**LISTED ENTRIES**:
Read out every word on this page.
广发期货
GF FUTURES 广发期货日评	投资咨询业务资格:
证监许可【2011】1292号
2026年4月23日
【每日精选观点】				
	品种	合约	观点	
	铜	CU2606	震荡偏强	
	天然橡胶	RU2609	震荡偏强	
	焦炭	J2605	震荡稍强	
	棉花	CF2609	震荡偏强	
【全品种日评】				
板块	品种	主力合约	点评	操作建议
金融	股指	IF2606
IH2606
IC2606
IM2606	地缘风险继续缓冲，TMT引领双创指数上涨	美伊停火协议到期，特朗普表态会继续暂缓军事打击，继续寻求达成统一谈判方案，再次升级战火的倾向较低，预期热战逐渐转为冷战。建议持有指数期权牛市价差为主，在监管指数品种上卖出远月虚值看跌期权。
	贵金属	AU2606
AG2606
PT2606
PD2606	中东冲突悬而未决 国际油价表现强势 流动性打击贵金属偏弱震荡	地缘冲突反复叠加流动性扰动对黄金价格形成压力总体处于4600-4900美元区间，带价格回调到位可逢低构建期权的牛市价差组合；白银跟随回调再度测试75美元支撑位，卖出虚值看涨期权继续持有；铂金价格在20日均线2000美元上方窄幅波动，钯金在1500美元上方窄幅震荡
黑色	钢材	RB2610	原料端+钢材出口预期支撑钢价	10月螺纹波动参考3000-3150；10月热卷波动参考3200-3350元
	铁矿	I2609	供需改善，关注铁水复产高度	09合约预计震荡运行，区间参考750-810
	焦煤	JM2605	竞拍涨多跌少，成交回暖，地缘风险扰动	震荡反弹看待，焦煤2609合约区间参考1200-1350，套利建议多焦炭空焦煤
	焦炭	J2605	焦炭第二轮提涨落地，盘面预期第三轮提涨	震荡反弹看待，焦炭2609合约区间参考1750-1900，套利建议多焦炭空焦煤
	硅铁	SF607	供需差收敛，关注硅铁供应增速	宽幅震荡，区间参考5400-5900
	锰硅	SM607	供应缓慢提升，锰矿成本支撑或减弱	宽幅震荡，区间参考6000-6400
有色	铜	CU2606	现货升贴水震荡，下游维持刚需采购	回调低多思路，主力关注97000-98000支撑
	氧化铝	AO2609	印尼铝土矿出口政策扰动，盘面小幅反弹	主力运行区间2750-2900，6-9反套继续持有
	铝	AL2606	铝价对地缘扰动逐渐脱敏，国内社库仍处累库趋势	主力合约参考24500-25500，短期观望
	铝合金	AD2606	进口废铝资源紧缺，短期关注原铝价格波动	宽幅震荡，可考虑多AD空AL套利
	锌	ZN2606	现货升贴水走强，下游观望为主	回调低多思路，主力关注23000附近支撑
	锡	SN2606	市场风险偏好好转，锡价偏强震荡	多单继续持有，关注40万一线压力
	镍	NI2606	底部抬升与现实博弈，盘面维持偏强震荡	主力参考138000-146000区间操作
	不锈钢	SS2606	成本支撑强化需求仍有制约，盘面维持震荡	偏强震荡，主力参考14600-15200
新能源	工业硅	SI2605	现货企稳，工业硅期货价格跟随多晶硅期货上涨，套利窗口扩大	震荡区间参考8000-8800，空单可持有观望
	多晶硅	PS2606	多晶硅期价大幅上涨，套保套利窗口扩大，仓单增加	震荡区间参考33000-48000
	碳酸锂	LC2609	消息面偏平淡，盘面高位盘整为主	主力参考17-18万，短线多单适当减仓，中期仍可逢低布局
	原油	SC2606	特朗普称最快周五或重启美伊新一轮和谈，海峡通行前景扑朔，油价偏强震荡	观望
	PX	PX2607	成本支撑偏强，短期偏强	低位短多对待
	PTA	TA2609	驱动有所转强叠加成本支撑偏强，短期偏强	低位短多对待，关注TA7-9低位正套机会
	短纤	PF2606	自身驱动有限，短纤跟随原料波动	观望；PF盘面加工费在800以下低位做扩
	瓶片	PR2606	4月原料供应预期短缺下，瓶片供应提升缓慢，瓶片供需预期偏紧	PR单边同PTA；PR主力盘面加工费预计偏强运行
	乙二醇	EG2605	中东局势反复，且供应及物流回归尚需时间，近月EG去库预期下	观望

**WHAT TO PRODUCE**: Look through the entries above and report each line where the string "短期偏强" occurs.

**OUTPUT FOR THIS TASK**:
	PX	PX2607	成本支撑偏强，短期偏强	低位短多对待
	PTA	TA2609	驱动有所转强叠加成本支撑偏强，短期偏强	低位短多对待，关注TA7-9低位正套机会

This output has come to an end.